● Task statement
Tally how many lines of these entries hold the string "direction". Return the number alone.

******************************

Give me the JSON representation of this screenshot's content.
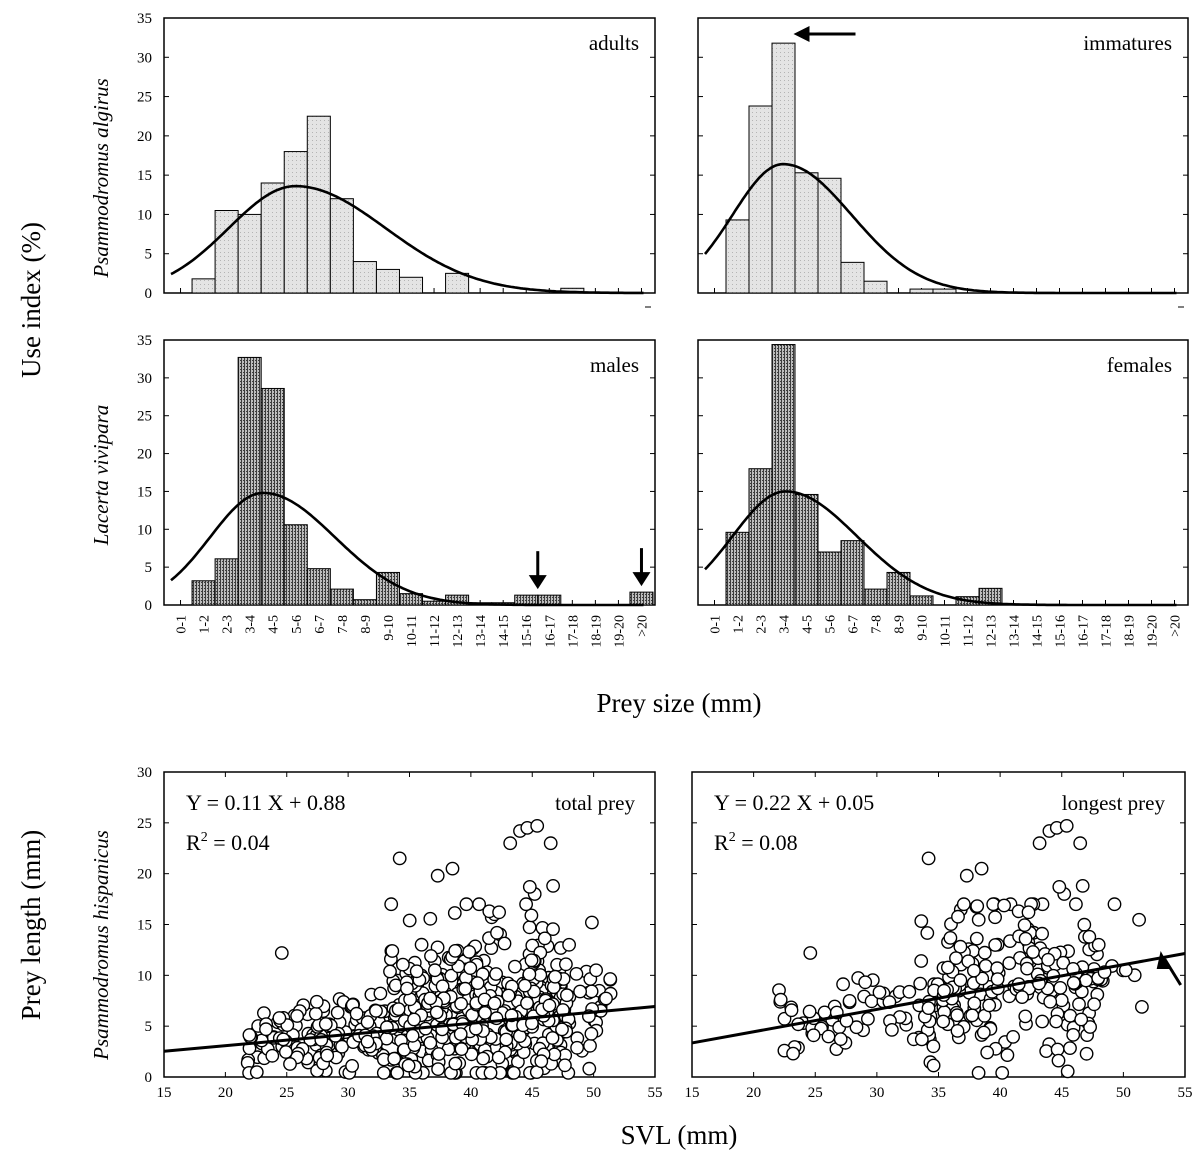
{
  "figure": {
    "hist_ylabel": "Use index (%)",
    "hist_xlabel": "Prey size (mm)",
    "scatter_ylabel": "Prey length (mm)",
    "scatter_xlabel": "SVL (mm)",
    "species_top": "Psammodromus algirus",
    "species_mid": "Lacerta vivipara",
    "species_bottom": "Psammodromus hispanicus"
  },
  "colors": {
    "light_bar": "#e4e4e4",
    "dark_bar": "#8c8c8c",
    "line": "#000000",
    "point_fill": "#ffffff"
  },
  "chart_data": [
    {
      "type": "bar",
      "label": "adults",
      "group": "Psammodromus algirus",
      "categories": [
        "0-1",
        "1-2",
        "2-3",
        "3-4",
        "4-5",
        "5-6",
        "6-7",
        "7-8",
        "8-9",
        "9-10",
        "10-11",
        "11-12",
        "12-13",
        "13-14",
        "14-15",
        "15-16",
        "16-17",
        "17-18",
        "18-19",
        "19-20",
        ">20"
      ],
      "values": [
        0,
        1.8,
        10.5,
        10,
        14,
        18,
        22.5,
        12,
        4,
        3,
        2,
        0,
        2.5,
        0,
        0,
        0,
        0,
        0.6,
        0,
        0,
        0
      ],
      "curve": {
        "mu": 5.4,
        "sigma": 2.9,
        "peak": 13.6
      },
      "ylim": [
        0,
        35
      ],
      "yticks": [
        0,
        5,
        10,
        15,
        20,
        25,
        30,
        35
      ],
      "bar_style": "light",
      "arrows": []
    },
    {
      "type": "bar",
      "label": "immatures",
      "group": "Psammodromus algirus",
      "categories": [
        "0-1",
        "1-2",
        "2-3",
        "3-4",
        "4-5",
        "5-6",
        "6-7",
        "7-8",
        "8-9",
        "9-10",
        "10-11",
        "11-12",
        "12-13",
        "13-14",
        "14-15",
        "15-16",
        "16-17",
        "17-18",
        "18-19",
        "19-20",
        ">20"
      ],
      "values": [
        0,
        9.3,
        23.8,
        31.8,
        15.3,
        14.6,
        3.9,
        1.5,
        0,
        0.5,
        0.5,
        0,
        0,
        0,
        0,
        0,
        0,
        0,
        0,
        0,
        0
      ],
      "curve": {
        "mu": 3.4,
        "sigma": 2.2,
        "peak": 16.4
      },
      "ylim": [
        0,
        35
      ],
      "yticks": [
        0,
        5,
        10,
        15,
        20,
        25,
        30,
        35
      ],
      "bar_style": "light",
      "arrows": [
        {
          "direction": "left",
          "category": 3
        }
      ]
    },
    {
      "type": "bar",
      "label": "males",
      "group": "Lacerta vivipara",
      "categories": [
        "0-1",
        "1-2",
        "2-3",
        "3-4",
        "4-5",
        "5-6",
        "6-7",
        "7-8",
        "8-9",
        "9-10",
        "10-11",
        "11-12",
        "12-13",
        "13-14",
        "14-15",
        "15-16",
        "16-17",
        "17-18",
        "18-19",
        "19-20",
        ">20"
      ],
      "values": [
        0,
        3.2,
        6.1,
        32.7,
        28.6,
        10.6,
        4.8,
        2.1,
        0.7,
        4.3,
        1.5,
        0.5,
        1.3,
        0.3,
        0.3,
        1.3,
        1.3,
        0,
        0,
        0,
        1.7
      ],
      "curve": {
        "mu": 4.0,
        "sigma": 2.3,
        "peak": 14.8
      },
      "ylim": [
        0,
        35
      ],
      "yticks": [
        0,
        5,
        10,
        15,
        20,
        25,
        30,
        35
      ],
      "bar_style": "dark",
      "arrows": [
        {
          "direction": "down",
          "category": 15.5
        },
        {
          "direction": "down",
          "category": 20
        }
      ]
    },
    {
      "type": "bar",
      "label": "females",
      "group": "Lacerta vivipara",
      "categories": [
        "0-1",
        "1-2",
        "2-3",
        "3-4",
        "4-5",
        "5-6",
        "6-7",
        "7-8",
        "8-9",
        "9-10",
        "10-11",
        "11-12",
        "12-13",
        "13-14",
        "14-15",
        "15-16",
        "16-17",
        "17-18",
        "18-19",
        "19-20",
        ">20"
      ],
      "values": [
        0,
        9.6,
        18,
        34.4,
        14.6,
        7,
        8.5,
        2.1,
        4.3,
        1.2,
        0,
        1.1,
        2.2,
        0,
        0,
        0,
        0,
        0,
        0,
        0,
        0
      ],
      "curve": {
        "mu": 3.5,
        "sigma": 2.3,
        "peak": 15
      },
      "ylim": [
        0,
        35
      ],
      "yticks": [
        0,
        5,
        10,
        15,
        20,
        25,
        30,
        35
      ],
      "bar_style": "dark",
      "arrows": []
    },
    {
      "type": "scatter",
      "label": "total prey",
      "group": "Psammodromus hispanicus",
      "equation": "Y = 0.11 X + 0.88",
      "r2_prefix": "R",
      "r2_sup": "2",
      "r2_value": " = 0.04",
      "regression": {
        "slope": 0.11,
        "intercept": 0.88
      },
      "xlim": [
        15,
        55
      ],
      "ylim": [
        0,
        30
      ],
      "xticks": [
        15,
        20,
        25,
        30,
        35,
        40,
        45,
        50,
        55
      ],
      "yticks": [
        0,
        5,
        10,
        15,
        20,
        25,
        30
      ],
      "n_points_approx": 650,
      "x_range": [
        21.5,
        51.5
      ],
      "y_mean_approx": 5.4,
      "outliers": [
        [
          24.6,
          12.2
        ],
        [
          34.2,
          21.5
        ],
        [
          37.3,
          19.8
        ],
        [
          38.5,
          20.5
        ],
        [
          43.2,
          23
        ],
        [
          44,
          24.2
        ],
        [
          44.6,
          24.5
        ],
        [
          45.4,
          24.7
        ],
        [
          46.5,
          23
        ],
        [
          41.5,
          16.3
        ],
        [
          42.3,
          16.2
        ],
        [
          45.2,
          18
        ],
        [
          46.7,
          18.8
        ],
        [
          44.8,
          18.7
        ],
        [
          48,
          13
        ],
        [
          50.2,
          10.5
        ]
      ],
      "arrow": null
    },
    {
      "type": "scatter",
      "label": "longest prey",
      "group": "Psammodromus hispanicus",
      "equation": "Y = 0.22 X + 0.05",
      "r2_prefix": "R",
      "r2_sup": "2",
      "r2_value": " = 0.08",
      "regression": {
        "slope": 0.22,
        "intercept": 0.05
      },
      "xlim": [
        15,
        55
      ],
      "ylim": [
        0,
        30
      ],
      "xticks": [
        15,
        20,
        25,
        30,
        35,
        40,
        45,
        50,
        55
      ],
      "yticks": [
        0,
        5,
        10,
        15,
        20,
        25,
        30
      ],
      "n_points_approx": 280,
      "x_range": [
        21.5,
        51.5
      ],
      "y_mean_approx": 8.2,
      "outliers": [
        [
          22.2,
          7.6
        ],
        [
          24.6,
          12.2
        ],
        [
          34.2,
          21.5
        ],
        [
          37.3,
          19.8
        ],
        [
          38.5,
          20.5
        ],
        [
          43.2,
          23
        ],
        [
          44,
          24.2
        ],
        [
          44.6,
          24.5
        ],
        [
          45.4,
          24.7
        ],
        [
          46.5,
          23
        ],
        [
          41.5,
          16.3
        ],
        [
          42.3,
          16.2
        ],
        [
          45.2,
          18
        ],
        [
          46.7,
          18.8
        ],
        [
          44.8,
          18.7
        ],
        [
          48,
          13
        ],
        [
          50.2,
          10.5
        ],
        [
          51.5,
          6.9
        ],
        [
          22.5,
          2.6
        ],
        [
          23.2,
          2.3
        ]
      ],
      "arrow": {
        "direction": "up-left",
        "x": 54,
        "y": 12
      }
    }
  ]
}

******************************

● Solved problem
4